__Exercise details__: Copy the moonlit-night reflection from "Even when the fear" to "me to life.", swapping "whisper" for "murmur".

__Source text__:
============================================================
Moonlit Night, A Living Heart

The full moon rose last night, bright and beautiful. I stepped outside to see it. The cold air felt good on my skin, and the world was awash in silver.

I sometimes forget that the moon moves the tides. And not just the distant oceans, but the tides in me too. I am mostly water, after all, and something in me remembers this. The pull. The rising. The falling. The turning.

No wonder feelings can come and go like waves.

No wonder healing comes in “tides” and withdrawal symptoms return in “waves”.

The way I see the world isn’t just some belief to me. It’s simply how the world reveals itself to me when I am quiet enough to notice. The moon is not just a symbol, it’s a presence. A being. A being older than any story about it.

The runes feel the same way to me.

Not relics, not decorations. Not the language of conquest or things to put on costumes. But living currents. Patterns of meaning woven through breath and bone. They are part of the same web the moon is part of, the same web that holds forests, rivers, the cries of ravens, and the beating of my heart.

Last night, I felt Uruz in the moonlight,
not as brute strength,
but as life stirring inside my body.
Quiet persistence through the waves of benzo withdrawal.
The endurance that grows like roots deep in the ground.

The kind of strength that says,
“I am still here”.
I am healing, even when the healing is slow.
Even when it hurts.
Even when the fear moves like strong winds through my chest.

And then Ansuz, the breath rune,
the whisper that moves through trees,
through songs,
through prayer with no words.

I breathed in the moonlight.
I breathed out all the tension I could.
And the world breathed with me.

My heart is not my enemy, even when I fear its uneven rhythm.
It is trying, always,
to return me to life.

So I stood under the full moon,
barely moving,
and everything around me seemed to exhale with me.

The mountains,
The junipers, firs, and pines.
The quiet sounds of night animals.
The big silver eye of the night sky.

We were all one tide.
One breath.
One web of being, part of the vast web of wyrd.

And for a brief moment, not long, but yet enough,
I remembered that I am not alone in this healing.

I whispered, “Hello”.
The moon shone back.
And that was prayer.

A Closing Blessing

May the moon watch over your healing.
May your breath return you to yourself, again and again.
May the tides within you find their rhythm.
May your heart remember it’s not alone.
May the living web hold you gently tonight and always.
============================================================
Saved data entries
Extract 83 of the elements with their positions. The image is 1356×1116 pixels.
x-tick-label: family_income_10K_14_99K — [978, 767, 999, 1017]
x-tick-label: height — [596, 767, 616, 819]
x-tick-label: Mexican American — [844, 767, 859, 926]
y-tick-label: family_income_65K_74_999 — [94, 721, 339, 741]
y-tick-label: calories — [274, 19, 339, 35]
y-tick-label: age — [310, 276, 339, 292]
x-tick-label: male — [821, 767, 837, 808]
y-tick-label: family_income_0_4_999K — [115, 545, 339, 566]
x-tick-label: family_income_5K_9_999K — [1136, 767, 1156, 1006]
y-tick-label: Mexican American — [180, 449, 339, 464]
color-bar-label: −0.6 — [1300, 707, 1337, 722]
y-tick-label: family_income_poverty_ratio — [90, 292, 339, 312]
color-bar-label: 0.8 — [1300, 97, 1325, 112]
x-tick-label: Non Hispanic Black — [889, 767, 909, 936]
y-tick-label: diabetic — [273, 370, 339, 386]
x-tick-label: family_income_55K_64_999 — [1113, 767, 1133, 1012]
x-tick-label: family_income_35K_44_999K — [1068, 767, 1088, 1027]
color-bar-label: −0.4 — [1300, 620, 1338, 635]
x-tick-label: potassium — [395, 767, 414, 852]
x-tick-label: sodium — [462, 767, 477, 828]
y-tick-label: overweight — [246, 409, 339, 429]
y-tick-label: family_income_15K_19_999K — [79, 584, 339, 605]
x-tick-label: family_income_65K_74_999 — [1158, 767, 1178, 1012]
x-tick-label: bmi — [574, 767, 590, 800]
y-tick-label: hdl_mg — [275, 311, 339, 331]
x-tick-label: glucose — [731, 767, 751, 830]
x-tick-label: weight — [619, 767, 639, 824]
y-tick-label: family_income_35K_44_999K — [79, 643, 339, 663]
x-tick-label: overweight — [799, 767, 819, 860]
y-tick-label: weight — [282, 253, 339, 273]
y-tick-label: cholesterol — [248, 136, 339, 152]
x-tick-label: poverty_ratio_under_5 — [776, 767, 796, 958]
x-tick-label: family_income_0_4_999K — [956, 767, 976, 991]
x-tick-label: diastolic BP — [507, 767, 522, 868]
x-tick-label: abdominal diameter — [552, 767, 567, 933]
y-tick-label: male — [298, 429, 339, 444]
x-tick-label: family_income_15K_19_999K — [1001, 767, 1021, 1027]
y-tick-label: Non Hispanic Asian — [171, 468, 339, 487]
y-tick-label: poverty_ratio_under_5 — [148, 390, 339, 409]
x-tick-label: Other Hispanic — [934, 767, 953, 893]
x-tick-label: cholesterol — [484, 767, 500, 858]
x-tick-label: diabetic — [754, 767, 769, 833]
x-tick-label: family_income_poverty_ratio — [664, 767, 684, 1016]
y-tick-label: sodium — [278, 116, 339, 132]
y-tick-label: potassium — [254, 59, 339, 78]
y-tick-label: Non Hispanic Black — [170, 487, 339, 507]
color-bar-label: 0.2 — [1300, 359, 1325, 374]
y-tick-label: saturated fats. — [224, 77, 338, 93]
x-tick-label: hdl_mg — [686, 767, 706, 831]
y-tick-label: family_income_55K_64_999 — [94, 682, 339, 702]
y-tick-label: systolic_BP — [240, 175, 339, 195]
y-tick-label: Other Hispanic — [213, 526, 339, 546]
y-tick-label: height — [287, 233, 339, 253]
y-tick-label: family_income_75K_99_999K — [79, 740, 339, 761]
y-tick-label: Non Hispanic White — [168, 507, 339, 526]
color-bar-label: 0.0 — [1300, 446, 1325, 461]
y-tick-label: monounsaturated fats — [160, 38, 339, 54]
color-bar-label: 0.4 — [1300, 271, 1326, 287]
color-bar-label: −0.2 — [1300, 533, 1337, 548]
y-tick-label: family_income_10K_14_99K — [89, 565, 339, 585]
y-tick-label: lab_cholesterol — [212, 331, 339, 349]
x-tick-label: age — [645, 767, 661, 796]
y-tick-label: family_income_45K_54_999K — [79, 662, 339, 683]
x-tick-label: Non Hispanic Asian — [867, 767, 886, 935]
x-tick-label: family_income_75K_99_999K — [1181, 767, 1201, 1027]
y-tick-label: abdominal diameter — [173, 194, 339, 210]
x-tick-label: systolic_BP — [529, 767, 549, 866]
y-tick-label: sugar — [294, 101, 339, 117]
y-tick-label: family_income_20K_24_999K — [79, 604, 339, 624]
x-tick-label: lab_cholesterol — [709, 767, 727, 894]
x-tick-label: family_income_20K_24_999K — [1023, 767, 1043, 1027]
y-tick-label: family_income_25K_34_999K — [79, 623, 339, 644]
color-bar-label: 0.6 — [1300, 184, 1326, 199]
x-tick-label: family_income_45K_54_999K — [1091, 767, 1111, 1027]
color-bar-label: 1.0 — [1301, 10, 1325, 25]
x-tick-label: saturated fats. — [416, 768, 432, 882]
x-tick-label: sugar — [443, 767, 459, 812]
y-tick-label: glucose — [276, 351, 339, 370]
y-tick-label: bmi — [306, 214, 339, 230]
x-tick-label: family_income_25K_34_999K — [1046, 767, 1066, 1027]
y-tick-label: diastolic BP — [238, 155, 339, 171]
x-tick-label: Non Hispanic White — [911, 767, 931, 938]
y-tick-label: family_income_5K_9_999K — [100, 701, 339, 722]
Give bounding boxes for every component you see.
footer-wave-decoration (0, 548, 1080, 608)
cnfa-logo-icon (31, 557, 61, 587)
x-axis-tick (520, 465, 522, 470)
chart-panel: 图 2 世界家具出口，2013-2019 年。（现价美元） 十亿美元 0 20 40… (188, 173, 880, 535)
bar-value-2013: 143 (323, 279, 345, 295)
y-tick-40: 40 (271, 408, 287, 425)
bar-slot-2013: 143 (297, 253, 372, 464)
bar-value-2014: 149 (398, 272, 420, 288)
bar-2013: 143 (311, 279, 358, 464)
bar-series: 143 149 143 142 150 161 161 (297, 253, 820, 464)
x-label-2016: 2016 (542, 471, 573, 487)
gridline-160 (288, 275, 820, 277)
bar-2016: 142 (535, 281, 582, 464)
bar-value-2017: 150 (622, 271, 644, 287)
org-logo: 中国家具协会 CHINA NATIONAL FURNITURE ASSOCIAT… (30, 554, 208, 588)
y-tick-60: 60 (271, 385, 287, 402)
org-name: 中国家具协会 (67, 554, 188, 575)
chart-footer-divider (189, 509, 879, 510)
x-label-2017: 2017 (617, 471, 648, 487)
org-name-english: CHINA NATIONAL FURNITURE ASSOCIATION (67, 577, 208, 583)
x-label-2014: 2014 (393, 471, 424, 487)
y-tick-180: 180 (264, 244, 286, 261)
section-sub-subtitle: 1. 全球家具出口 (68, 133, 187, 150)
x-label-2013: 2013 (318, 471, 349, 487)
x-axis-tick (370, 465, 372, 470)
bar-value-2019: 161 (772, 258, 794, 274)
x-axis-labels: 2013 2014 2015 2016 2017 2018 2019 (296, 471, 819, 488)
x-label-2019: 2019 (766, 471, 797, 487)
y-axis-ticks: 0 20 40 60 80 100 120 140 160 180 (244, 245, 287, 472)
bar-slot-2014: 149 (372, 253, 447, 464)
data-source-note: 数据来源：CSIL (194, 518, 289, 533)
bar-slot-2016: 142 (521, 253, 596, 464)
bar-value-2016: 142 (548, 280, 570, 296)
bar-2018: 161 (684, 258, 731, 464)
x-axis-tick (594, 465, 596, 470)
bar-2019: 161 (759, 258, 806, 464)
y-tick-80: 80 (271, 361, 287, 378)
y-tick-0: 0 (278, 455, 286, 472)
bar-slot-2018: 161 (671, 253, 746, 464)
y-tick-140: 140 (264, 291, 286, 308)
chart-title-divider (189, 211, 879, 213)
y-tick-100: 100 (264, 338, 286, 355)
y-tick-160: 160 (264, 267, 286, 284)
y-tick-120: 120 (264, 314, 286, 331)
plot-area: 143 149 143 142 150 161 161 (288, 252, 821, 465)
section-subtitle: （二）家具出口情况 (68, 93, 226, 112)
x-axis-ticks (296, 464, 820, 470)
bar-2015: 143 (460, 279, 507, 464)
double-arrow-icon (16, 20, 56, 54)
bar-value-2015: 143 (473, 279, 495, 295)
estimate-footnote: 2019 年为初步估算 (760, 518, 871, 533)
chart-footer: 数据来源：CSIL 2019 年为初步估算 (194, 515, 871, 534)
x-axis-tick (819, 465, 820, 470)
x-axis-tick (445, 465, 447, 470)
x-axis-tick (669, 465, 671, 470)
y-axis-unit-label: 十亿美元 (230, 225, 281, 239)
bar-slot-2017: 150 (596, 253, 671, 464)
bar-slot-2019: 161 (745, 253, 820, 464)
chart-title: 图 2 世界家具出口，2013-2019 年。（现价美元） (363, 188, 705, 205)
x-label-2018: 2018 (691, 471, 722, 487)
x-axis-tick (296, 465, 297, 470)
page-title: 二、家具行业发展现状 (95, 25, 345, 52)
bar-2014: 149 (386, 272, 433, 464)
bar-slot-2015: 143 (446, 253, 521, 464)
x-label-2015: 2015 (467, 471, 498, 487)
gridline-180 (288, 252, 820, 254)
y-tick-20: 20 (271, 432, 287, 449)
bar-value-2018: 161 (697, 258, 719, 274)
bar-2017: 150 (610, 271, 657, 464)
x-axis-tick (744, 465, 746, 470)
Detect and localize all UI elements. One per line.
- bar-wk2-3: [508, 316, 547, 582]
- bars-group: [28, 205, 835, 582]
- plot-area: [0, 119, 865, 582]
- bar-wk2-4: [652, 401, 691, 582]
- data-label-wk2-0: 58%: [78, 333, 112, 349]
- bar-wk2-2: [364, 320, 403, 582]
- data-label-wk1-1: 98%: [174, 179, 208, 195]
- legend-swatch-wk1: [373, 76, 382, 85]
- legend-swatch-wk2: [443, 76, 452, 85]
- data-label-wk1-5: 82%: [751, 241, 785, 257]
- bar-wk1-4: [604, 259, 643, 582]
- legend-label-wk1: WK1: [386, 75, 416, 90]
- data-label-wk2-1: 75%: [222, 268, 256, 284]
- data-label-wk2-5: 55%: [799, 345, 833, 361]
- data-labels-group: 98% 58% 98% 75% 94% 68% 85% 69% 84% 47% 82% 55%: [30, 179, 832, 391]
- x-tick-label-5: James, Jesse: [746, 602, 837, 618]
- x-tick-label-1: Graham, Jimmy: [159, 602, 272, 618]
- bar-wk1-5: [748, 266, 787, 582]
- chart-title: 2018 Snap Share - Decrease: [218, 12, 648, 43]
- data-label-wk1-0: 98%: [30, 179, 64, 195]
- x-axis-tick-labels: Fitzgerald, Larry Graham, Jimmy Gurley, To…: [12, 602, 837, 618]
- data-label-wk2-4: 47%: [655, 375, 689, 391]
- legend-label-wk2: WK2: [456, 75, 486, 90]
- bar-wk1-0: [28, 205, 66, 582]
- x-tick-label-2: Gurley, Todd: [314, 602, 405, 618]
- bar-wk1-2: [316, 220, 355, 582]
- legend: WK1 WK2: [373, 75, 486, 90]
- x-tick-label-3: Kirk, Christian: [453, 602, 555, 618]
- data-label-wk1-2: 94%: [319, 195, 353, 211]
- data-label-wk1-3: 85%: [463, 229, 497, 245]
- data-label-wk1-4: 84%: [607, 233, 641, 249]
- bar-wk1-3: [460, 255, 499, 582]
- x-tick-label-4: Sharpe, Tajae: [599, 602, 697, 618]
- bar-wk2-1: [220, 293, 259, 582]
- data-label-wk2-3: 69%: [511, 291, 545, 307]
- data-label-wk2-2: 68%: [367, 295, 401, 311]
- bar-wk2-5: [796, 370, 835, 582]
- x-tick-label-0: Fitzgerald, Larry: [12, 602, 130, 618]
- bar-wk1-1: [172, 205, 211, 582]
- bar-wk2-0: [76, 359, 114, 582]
============================================================
__Written reply__:
Even when the fear moves like strong winds through my chest.

And then Ansuz, the breath rune,
the murmur that moves through trees,
through songs,
through prayer with no words.

I breathed in the moonlight.
I breathed out all the tension I could.
And the world breathed with me.

My heart is not my enemy, even when I fear its uneven rhythm.
It is trying, always,
to return me to life.